▶ **Records to process**
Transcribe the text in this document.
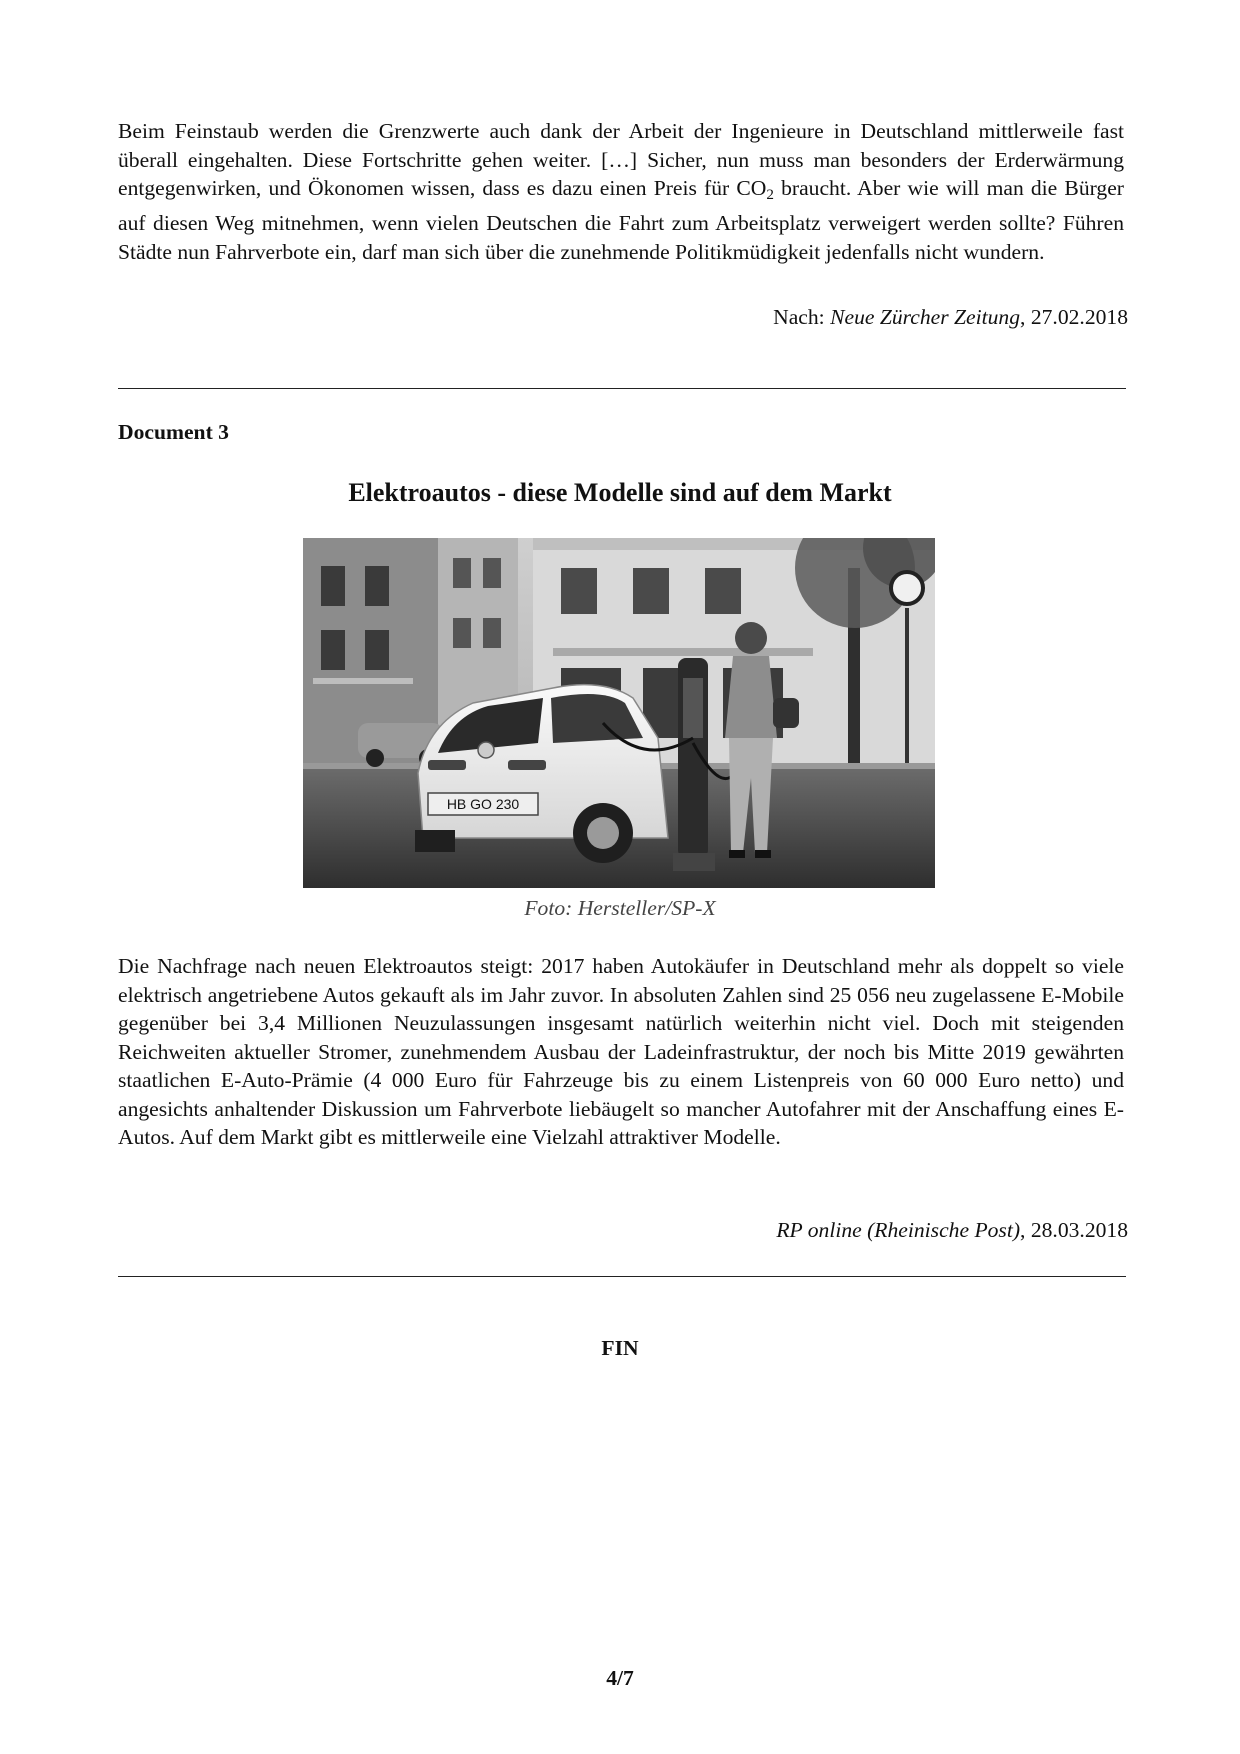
Beim Feinstaub werden die Grenzwerte auch dank der Arbeit der Ingenieure in Deutschland mittlerweile fast überall eingehalten. Diese Fortschritte gehen weiter. […] Sicher, nun muss man besonders der Erderwärmung entgegenwirken, und Ökonomen wissen, dass es dazu einen Preis für $CO_2$ braucht. Aber wie will man die Bürger auf diesen Weg mitnehmen, wenn vielen Deutschen die Fahrt zum Arbeitsplatz verweigert werden sollte? Führen Städte nun Fahrverbote ein, darf man sich über die zunehmende Politikmüdigkeit jedenfalls nicht wundern.

Nach: Neue Zürcher Zeitung, 27.02.2018
Document 3
Elektroautos - diese Modelle sind auf dem Markt
HB GO 230
Foto: Hersteller/SP-X

Die Nachfrage nach neuen Elektroautos steigt: 2017 haben Autokäufer in Deutschland mehr als doppelt so viele elektrisch angetriebene Autos gekauft als im Jahr zuvor. In absoluten Zahlen sind 25 056 neu zugelassene E-Mobile gegenüber bei 3,4 Millionen Neuzulassungen insgesamt natürlich weiterhin nicht viel. Doch mit steigenden Reichweiten aktueller Stromer, zunehmendem Ausbau der Ladeinfrastruktur, der noch bis Mitte 2019 gewährten staatlichen E-Auto-Prämie (4 000 Euro für Fahrzeuge bis zu einem Listenpreis von 60 000 Euro netto) und angesichts anhaltender Diskussion um Fahrverbote liebäugelt so mancher Autofahrer mit der Anschaffung eines E-Autos. Auf dem Markt gibt es mittlerweile eine Vielzahl attraktiver Modelle.

RP online (Rheinische Post), 28.03.2018
FIN
4/7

▶ **Given instruction**
Repeat all of the entries word for word, but omit the pictures.

▶ **Expected output**
Transcribe the text in this document.
Beim Feinstaub werden die Grenzwerte auch dank der Arbeit der Ingenieure in Deutschland mittlerweile fast überall eingehalten. Diese Fortschritte gehen weiter. […] Sicher, nun muss man besonders der Erderwärmung entgegenwirken, und Ökonomen wissen, dass es dazu einen Preis für $CO_2$ braucht. Aber wie will man die Bürger auf diesen Weg mitnehmen, wenn vielen Deutschen die Fahrt zum Arbeitsplatz verweigert werden sollte? Führen Städte nun Fahrverbote ein, darf man sich über die zunehmende Politikmüdigkeit jedenfalls nicht wundern.

Nach: Neue Zürcher Zeitung, 27.02.2018
Document 3
Elektroautos - diese Modelle sind auf dem Markt
HB GO 230
Foto: Hersteller/SP-X

Die Nachfrage nach neuen Elektroautos steigt: 2017 haben Autokäufer in Deutschland mehr als doppelt so viele elektrisch angetriebene Autos gekauft als im Jahr zuvor. In absoluten Zahlen sind 25 056 neu zugelassene E-Mobile gegenüber bei 3,4 Millionen Neuzulassungen insgesamt natürlich weiterhin nicht viel. Doch mit steigenden Reichweiten aktueller Stromer, zunehmendem Ausbau der Ladeinfrastruktur, der noch bis Mitte 2019 gewährten staatlichen E-Auto-Prämie (4 000 Euro für Fahrzeuge bis zu einem Listenpreis von 60 000 Euro netto) und angesichts anhaltender Diskussion um Fahrverbote liebäugelt so mancher Autofahrer mit der Anschaffung eines E-Autos. Auf dem Markt gibt es mittlerweile eine Vielzahl attraktiver Modelle.

RP online (Rheinische Post), 28.03.2018
FIN
4/7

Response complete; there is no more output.